>> START Input material

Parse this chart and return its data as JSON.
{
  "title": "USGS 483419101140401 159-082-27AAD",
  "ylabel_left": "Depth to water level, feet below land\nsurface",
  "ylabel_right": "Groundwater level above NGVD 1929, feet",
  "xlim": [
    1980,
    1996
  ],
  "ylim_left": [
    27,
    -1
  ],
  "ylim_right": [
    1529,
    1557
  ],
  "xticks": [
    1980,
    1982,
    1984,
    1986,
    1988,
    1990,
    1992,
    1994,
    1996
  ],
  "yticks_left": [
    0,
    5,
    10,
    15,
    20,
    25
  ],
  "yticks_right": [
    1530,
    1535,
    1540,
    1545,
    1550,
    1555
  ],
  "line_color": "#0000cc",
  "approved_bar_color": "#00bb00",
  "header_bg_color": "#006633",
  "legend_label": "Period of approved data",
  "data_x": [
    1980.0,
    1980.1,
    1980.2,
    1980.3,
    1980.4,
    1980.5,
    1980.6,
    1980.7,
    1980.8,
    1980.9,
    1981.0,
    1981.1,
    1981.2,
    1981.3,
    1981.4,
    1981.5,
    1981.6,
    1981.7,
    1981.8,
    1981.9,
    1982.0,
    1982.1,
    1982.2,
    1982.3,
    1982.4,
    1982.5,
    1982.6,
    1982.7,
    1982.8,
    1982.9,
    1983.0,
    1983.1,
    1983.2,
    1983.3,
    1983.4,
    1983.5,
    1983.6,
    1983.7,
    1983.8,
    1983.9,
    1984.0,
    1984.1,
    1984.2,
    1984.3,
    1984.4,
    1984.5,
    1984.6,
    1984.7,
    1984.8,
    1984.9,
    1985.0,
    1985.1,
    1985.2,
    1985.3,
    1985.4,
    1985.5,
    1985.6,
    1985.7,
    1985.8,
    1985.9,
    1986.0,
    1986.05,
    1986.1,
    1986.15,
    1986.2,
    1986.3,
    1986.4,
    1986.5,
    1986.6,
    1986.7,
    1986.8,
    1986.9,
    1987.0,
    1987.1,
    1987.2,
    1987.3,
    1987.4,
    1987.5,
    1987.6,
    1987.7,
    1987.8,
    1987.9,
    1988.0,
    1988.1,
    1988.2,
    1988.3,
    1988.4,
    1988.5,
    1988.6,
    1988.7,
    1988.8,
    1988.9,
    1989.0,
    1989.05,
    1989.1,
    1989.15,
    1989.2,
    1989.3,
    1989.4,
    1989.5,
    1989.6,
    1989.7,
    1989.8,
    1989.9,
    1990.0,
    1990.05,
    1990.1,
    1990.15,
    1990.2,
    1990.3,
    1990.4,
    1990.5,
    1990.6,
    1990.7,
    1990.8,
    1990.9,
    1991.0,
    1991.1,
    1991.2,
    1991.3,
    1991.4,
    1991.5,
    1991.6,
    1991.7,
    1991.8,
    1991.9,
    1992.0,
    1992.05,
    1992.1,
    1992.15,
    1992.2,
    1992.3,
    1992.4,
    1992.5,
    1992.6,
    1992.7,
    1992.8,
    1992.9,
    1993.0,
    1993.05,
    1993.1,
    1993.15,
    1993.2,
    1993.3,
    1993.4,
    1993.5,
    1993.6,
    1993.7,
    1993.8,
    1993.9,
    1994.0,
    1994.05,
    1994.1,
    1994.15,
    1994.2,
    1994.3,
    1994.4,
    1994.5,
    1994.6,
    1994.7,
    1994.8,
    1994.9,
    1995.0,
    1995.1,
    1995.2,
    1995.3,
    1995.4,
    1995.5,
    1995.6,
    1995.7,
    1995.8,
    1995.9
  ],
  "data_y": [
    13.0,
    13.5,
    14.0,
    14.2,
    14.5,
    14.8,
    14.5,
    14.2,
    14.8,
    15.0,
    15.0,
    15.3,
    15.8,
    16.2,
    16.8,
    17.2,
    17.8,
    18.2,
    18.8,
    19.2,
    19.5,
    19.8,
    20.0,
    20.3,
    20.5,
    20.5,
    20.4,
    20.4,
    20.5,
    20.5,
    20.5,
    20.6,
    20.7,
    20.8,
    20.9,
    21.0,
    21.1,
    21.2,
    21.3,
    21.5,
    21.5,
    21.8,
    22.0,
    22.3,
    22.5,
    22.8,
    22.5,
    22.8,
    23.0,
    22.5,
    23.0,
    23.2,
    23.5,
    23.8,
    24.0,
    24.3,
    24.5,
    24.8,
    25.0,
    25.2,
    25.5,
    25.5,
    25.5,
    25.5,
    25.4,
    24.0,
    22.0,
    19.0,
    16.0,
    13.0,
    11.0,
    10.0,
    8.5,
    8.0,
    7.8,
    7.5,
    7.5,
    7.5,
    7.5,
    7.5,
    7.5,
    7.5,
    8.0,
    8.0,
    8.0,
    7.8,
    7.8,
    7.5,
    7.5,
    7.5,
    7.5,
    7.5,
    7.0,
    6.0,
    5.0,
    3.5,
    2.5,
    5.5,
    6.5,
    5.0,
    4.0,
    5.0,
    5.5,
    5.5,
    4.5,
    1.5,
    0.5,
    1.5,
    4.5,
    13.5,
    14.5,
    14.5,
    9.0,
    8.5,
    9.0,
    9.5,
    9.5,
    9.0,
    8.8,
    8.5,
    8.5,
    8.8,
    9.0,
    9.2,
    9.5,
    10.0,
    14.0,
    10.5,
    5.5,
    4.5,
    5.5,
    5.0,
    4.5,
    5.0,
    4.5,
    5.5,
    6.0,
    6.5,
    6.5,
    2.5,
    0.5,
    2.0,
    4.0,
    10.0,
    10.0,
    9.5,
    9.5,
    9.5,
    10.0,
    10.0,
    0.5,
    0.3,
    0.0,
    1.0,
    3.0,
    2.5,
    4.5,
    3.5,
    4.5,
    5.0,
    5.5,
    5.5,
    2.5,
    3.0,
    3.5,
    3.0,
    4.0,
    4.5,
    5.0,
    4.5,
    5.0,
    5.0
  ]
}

>> END Input material

Aim
Reproduce the listing in full. Keep it exactly as written.

Task solution
Parse this chart and return its data as JSON.
{
  "title": "USGS 483419101140401 159-082-27AAD",
  "ylabel_left": "Depth to water level, feet below land\nsurface",
  "ylabel_right": "Groundwater level above NGVD 1929, feet",
  "xlim": [
    1980,
    1996
  ],
  "ylim_left": [
    27,
    -1
  ],
  "ylim_right": [
    1529,
    1557
  ],
  "xticks": [
    1980,
    1982,
    1984,
    1986,
    1988,
    1990,
    1992,
    1994,
    1996
  ],
  "yticks_left": [
    0,
    5,
    10,
    15,
    20,
    25
  ],
  "yticks_right": [
    1530,
    1535,
    1540,
    1545,
    1550,
    1555
  ],
  "line_color": "#0000cc",
  "approved_bar_color": "#00bb00",
  "header_bg_color": "#006633",
  "legend_label": "Period of approved data",
  "data_x": [
    1980.0,
    1980.1,
    1980.2,
    1980.3,
    1980.4,
    1980.5,
    1980.6,
    1980.7,
    1980.8,
    1980.9,
    1981.0,
    1981.1,
    1981.2,
    1981.3,
    1981.4,
    1981.5,
    1981.6,
    1981.7,
    1981.8,
    1981.9,
    1982.0,
    1982.1,
    1982.2,
    1982.3,
    1982.4,
    1982.5,
    1982.6,
    1982.7,
    1982.8,
    1982.9,
    1983.0,
    1983.1,
    1983.2,
    1983.3,
    1983.4,
    1983.5,
    1983.6,
    1983.7,
    1983.8,
    1983.9,
    1984.0,
    1984.1,
    1984.2,
    1984.3,
    1984.4,
    1984.5,
    1984.6,
    1984.7,
    1984.8,
    1984.9,
    1985.0,
    1985.1,
    1985.2,
    1985.3,
    1985.4,
    1985.5,
    1985.6,
    1985.7,
    1985.8,
    1985.9,
    1986.0,
    1986.05,
    1986.1,
    1986.15,
    1986.2,
    1986.3,
    1986.4,
    1986.5,
    1986.6,
    1986.7,
    1986.8,
    1986.9,
    1987.0,
    1987.1,
    1987.2,
    1987.3,
    1987.4,
    1987.5,
    1987.6,
    1987.7,
    1987.8,
    1987.9,
    1988.0,
    1988.1,
    1988.2,
    1988.3,
    1988.4,
    1988.5,
    1988.6,
    1988.7,
    1988.8,
    1988.9,
    1989.0,
    1989.05,
    1989.1,
    1989.15,
    1989.2,
    1989.3,
    1989.4,
    1989.5,
    1989.6,
    1989.7,
    1989.8,
    1989.9,
    1990.0,
    1990.05,
    1990.1,
    1990.15,
    1990.2,
    1990.3,
    1990.4,
    1990.5,
    1990.6,
    1990.7,
    1990.8,
    1990.9,
    1991.0,
    1991.1,
    1991.2,
    1991.3,
    1991.4,
    1991.5,
    1991.6,
    1991.7,
    1991.8,
    1991.9,
    1992.0,
    1992.05,
    1992.1,
    1992.15,
    1992.2,
    1992.3,
    1992.4,
    1992.5,
    1992.6,
    1992.7,
    1992.8,
    1992.9,
    1993.0,
    1993.05,
    1993.1,
    1993.15,
    1993.2,
    1993.3,
    1993.4,
    1993.5,
    1993.6,
    1993.7,
    1993.8,
    1993.9,
    1994.0,
    1994.05,
    1994.1,
    1994.15,
    1994.2,
    1994.3,
    1994.4,
    1994.5,
    1994.6,
    1994.7,
    1994.8,
    1994.9,
    1995.0,
    1995.1,
    1995.2,
    1995.3,
    1995.4,
    1995.5,
    1995.6,
    1995.7,
    1995.8,
    1995.9
  ],
  "data_y": [
    13.0,
    13.5,
    14.0,
    14.2,
    14.5,
    14.8,
    14.5,
    14.2,
    14.8,
    15.0,
    15.0,
    15.3,
    15.8,
    16.2,
    16.8,
    17.2,
    17.8,
    18.2,
    18.8,
    19.2,
    19.5,
    19.8,
    20.0,
    20.3,
    20.5,
    20.5,
    20.4,
    20.4,
    20.5,
    20.5,
    20.5,
    20.6,
    20.7,
    20.8,
    20.9,
    21.0,
    21.1,
    21.2,
    21.3,
    21.5,
    21.5,
    21.8,
    22.0,
    22.3,
    22.5,
    22.8,
    22.5,
    22.8,
    23.0,
    22.5,
    23.0,
    23.2,
    23.5,
    23.8,
    24.0,
    24.3,
    24.5,
    24.8,
    25.0,
    25.2,
    25.5,
    25.5,
    25.5,
    25.5,
    25.4,
    24.0,
    22.0,
    19.0,
    16.0,
    13.0,
    11.0,
    10.0,
    8.5,
    8.0,
    7.8,
    7.5,
    7.5,
    7.5,
    7.5,
    7.5,
    7.5,
    7.5,
    8.0,
    8.0,
    8.0,
    7.8,
    7.8,
    7.5,
    7.5,
    7.5,
    7.5,
    7.5,
    7.0,
    6.0,
    5.0,
    3.5,
    2.5,
    5.5,
    6.5,
    5.0,
    4.0,
    5.0,
    5.5,
    5.5,
    4.5,
    1.5,
    0.5,
    1.5,
    4.5,
    13.5,
    14.5,
    14.5,
    9.0,
    8.5,
    9.0,
    9.5,
    9.5,
    9.0,
    8.8,
    8.5,
    8.5,
    8.8,
    9.0,
    9.2,
    9.5,
    10.0,
    14.0,
    10.5,
    5.5,
    4.5,
    5.5,
    5.0,
    4.5,
    5.0,
    4.5,
    5.5,
    6.0,
    6.5,
    6.5,
    2.5,
    0.5,
    2.0,
    4.0,
    10.0,
    10.0,
    9.5,
    9.5,
    9.5,
    10.0,
    10.0,
    0.5,
    0.3,
    0.0,
    1.0,
    3.0,
    2.5,
    4.5,
    3.5,
    4.5,
    5.0,
    5.5,
    5.5,
    2.5,
    3.0,
    3.5,
    3.0,
    4.0,
    4.5,
    5.0,
    4.5,
    5.0,
    5.0
  ]
}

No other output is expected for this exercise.